## Selected text
Neutron stars have magnetic fields so strong they turn empty space into a prism.

This phenomenon is known as vacuum birefringence, a quantum mechanical effect first predicted by Werner Heisenberg and Hans Heinrich Euler in 1936. According to quantum electrodynamics (QED), the vacuum is not truly empty but is filled with virtual particles that constantly pop in and out of existence. Under normal conditions, these particles do not affect light, but the magnetic fields of neutron stars are trillions of times stronger than Earth's.In 2016, a team led by Roberto Mignani from INAF Milan used the European Southern Observatory's Very Large Telescope (VLT) to observe the neutron star RX J1856.5-3754. This star is located about 400 light-years from Earth. The team detected a linear polarization of about 16 percent in the visible light coming from the star's surface. This level of polarization is too high to be explained by anything other than the vacuum itself acting as a prism.The intense magnetism aligns the virtual particles in the vacuum, creating a physical directionality in space. Light passing through this 'polarized' vacuum splits into two components, much like light passing through a calcite crystal. This discovery provided the first observational evidence for a QED prediction that had remained unproven for 80 years. It demonstrates that extreme gravity and magnetism can fundamentally alter the properties of the universe's fabric.

## Data provided
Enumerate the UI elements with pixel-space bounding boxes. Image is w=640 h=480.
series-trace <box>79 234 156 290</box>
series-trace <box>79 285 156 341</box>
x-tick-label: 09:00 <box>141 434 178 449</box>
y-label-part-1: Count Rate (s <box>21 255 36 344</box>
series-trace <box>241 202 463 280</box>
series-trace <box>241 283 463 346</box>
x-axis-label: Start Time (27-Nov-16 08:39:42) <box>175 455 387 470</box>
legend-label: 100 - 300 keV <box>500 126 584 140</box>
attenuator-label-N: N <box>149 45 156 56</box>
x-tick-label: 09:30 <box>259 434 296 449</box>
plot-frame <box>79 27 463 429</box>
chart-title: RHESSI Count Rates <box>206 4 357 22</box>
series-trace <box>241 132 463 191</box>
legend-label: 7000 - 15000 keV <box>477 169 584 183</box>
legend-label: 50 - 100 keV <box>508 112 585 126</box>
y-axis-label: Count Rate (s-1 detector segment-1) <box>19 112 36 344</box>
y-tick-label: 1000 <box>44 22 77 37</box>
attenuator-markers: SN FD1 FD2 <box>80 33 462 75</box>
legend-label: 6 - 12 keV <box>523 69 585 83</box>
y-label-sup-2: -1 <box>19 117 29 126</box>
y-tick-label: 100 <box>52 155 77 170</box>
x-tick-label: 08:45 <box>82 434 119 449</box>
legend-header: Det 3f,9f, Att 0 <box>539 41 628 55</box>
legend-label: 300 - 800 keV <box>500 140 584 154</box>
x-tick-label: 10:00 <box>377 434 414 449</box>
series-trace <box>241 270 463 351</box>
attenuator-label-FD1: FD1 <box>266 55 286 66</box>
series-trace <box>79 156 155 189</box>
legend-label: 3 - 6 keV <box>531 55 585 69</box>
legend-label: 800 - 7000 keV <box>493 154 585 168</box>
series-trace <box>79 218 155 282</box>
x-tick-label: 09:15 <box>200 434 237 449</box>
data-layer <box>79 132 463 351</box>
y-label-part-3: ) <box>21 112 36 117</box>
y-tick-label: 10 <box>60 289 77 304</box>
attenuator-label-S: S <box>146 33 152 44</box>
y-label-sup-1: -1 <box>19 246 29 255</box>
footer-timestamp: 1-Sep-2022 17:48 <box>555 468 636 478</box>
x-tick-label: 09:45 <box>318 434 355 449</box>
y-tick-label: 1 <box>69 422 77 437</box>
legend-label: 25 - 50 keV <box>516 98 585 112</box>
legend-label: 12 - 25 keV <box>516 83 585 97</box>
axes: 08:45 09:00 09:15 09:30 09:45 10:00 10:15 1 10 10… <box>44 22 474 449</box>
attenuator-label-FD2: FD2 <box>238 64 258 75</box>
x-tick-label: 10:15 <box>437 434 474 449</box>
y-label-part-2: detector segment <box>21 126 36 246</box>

## Your goal
Please answer from the vacuum birefringence text: how much linear polarization did the team detect in the visible light from RX J1856.5-3754? The entries aren't needed here.

## Worked solution
About 16 percent.